(Collected data entries)
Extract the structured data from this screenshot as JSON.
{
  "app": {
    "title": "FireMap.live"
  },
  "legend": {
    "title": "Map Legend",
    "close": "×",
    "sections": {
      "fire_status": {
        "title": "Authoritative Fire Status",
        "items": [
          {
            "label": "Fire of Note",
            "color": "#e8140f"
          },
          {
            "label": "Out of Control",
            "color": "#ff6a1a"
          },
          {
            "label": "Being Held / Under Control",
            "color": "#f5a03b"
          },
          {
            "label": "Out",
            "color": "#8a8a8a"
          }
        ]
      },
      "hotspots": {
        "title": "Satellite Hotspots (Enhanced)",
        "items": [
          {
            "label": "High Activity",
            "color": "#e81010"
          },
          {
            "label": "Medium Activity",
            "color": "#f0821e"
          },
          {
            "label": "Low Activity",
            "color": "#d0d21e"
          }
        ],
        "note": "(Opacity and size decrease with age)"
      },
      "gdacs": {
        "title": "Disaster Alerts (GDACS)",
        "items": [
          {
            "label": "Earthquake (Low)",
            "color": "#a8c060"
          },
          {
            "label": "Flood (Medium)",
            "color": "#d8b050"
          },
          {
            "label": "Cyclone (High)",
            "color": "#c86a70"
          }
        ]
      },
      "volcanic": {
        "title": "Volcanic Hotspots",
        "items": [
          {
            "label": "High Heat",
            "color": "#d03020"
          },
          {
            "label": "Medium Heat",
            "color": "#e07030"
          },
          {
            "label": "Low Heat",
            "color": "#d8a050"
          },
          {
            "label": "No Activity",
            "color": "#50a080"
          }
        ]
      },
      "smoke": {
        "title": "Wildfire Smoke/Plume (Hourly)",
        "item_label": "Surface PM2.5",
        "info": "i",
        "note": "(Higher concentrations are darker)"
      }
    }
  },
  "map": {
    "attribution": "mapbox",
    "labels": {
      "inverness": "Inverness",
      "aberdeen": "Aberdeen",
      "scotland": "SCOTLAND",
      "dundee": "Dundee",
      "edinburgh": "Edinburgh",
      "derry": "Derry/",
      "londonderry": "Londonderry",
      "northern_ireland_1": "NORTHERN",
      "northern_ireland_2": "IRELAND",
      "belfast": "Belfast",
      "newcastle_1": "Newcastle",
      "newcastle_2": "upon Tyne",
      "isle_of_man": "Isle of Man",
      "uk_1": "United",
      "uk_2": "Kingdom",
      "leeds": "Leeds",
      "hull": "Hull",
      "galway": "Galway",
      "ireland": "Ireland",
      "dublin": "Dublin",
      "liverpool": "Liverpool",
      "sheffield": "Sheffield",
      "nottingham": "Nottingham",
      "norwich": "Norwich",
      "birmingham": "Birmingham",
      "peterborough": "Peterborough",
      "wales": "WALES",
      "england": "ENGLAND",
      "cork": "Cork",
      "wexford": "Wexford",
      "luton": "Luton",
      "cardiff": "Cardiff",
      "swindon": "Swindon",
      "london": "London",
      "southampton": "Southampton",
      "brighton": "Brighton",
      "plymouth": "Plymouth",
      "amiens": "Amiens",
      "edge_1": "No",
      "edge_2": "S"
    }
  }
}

- [Aim of the exercise] Write out every record shown above, word for word.

- [Written solution]
Extract the structured data from this screenshot as JSON.
{
  "app": {
    "title": "FireMap.live"
  },
  "legend": {
    "title": "Map Legend",
    "close": "×",
    "sections": {
      "fire_status": {
        "title": "Authoritative Fire Status",
        "items": [
          {
            "label": "Fire of Note",
            "color": "#e8140f"
          },
          {
            "label": "Out of Control",
            "color": "#ff6a1a"
          },
          {
            "label": "Being Held / Under Control",
            "color": "#f5a03b"
          },
          {
            "label": "Out",
            "color": "#8a8a8a"
          }
        ]
      },
      "hotspots": {
        "title": "Satellite Hotspots (Enhanced)",
        "items": [
          {
            "label": "High Activity",
            "color": "#e81010"
          },
          {
            "label": "Medium Activity",
            "color": "#f0821e"
          },
          {
            "label": "Low Activity",
            "color": "#d0d21e"
          }
        ],
        "note": "(Opacity and size decrease with age)"
      },
      "gdacs": {
        "title": "Disaster Alerts (GDACS)",
        "items": [
          {
            "label": "Earthquake (Low)",
            "color": "#a8c060"
          },
          {
            "label": "Flood (Medium)",
            "color": "#d8b050"
          },
          {
            "label": "Cyclone (High)",
            "color": "#c86a70"
          }
        ]
      },
      "volcanic": {
        "title": "Volcanic Hotspots",
        "items": [
          {
            "label": "High Heat",
            "color": "#d03020"
          },
          {
            "label": "Medium Heat",
            "color": "#e07030"
          },
          {
            "label": "Low Heat",
            "color": "#d8a050"
          },
          {
            "label": "No Activity",
            "color": "#50a080"
          }
        ]
      },
      "smoke": {
        "title": "Wildfire Smoke/Plume (Hourly)",
        "item_label": "Surface PM2.5",
        "info": "i",
        "note": "(Higher concentrations are darker)"
      }
    }
  },
  "map": {
    "attribution": "mapbox",
    "labels": {
      "inverness": "Inverness",
      "aberdeen": "Aberdeen",
      "scotland": "SCOTLAND",
      "dundee": "Dundee",
      "edinburgh": "Edinburgh",
      "derry": "Derry/",
      "londonderry": "Londonderry",
      "northern_ireland_1": "NORTHERN",
      "northern_ireland_2": "IRELAND",
      "belfast": "Belfast",
      "newcastle_1": "Newcastle",
      "newcastle_2": "upon Tyne",
      "isle_of_man": "Isle of Man",
      "uk_1": "United",
      "uk_2": "Kingdom",
      "leeds": "Leeds",
      "hull": "Hull",
      "galway": "Galway",
      "ireland": "Ireland",
      "dublin": "Dublin",
      "liverpool": "Liverpool",
      "sheffield": "Sheffield",
      "nottingham": "Nottingham",
      "norwich": "Norwich",
      "birmingham": "Birmingham",
      "peterborough": "Peterborough",
      "wales": "WALES",
      "england": "ENGLAND",
      "cork": "Cork",
      "wexford": "Wexford",
      "luton": "Luton",
      "cardiff": "Cardiff",
      "swindon": "Swindon",
      "london": "London",
      "southampton": "Southampton",
      "brighton": "Brighton",
      "plymouth": "Plymouth",
      "amiens": "Amiens",
      "edge_1": "No",
      "edge_2": "S"
    }
  }
}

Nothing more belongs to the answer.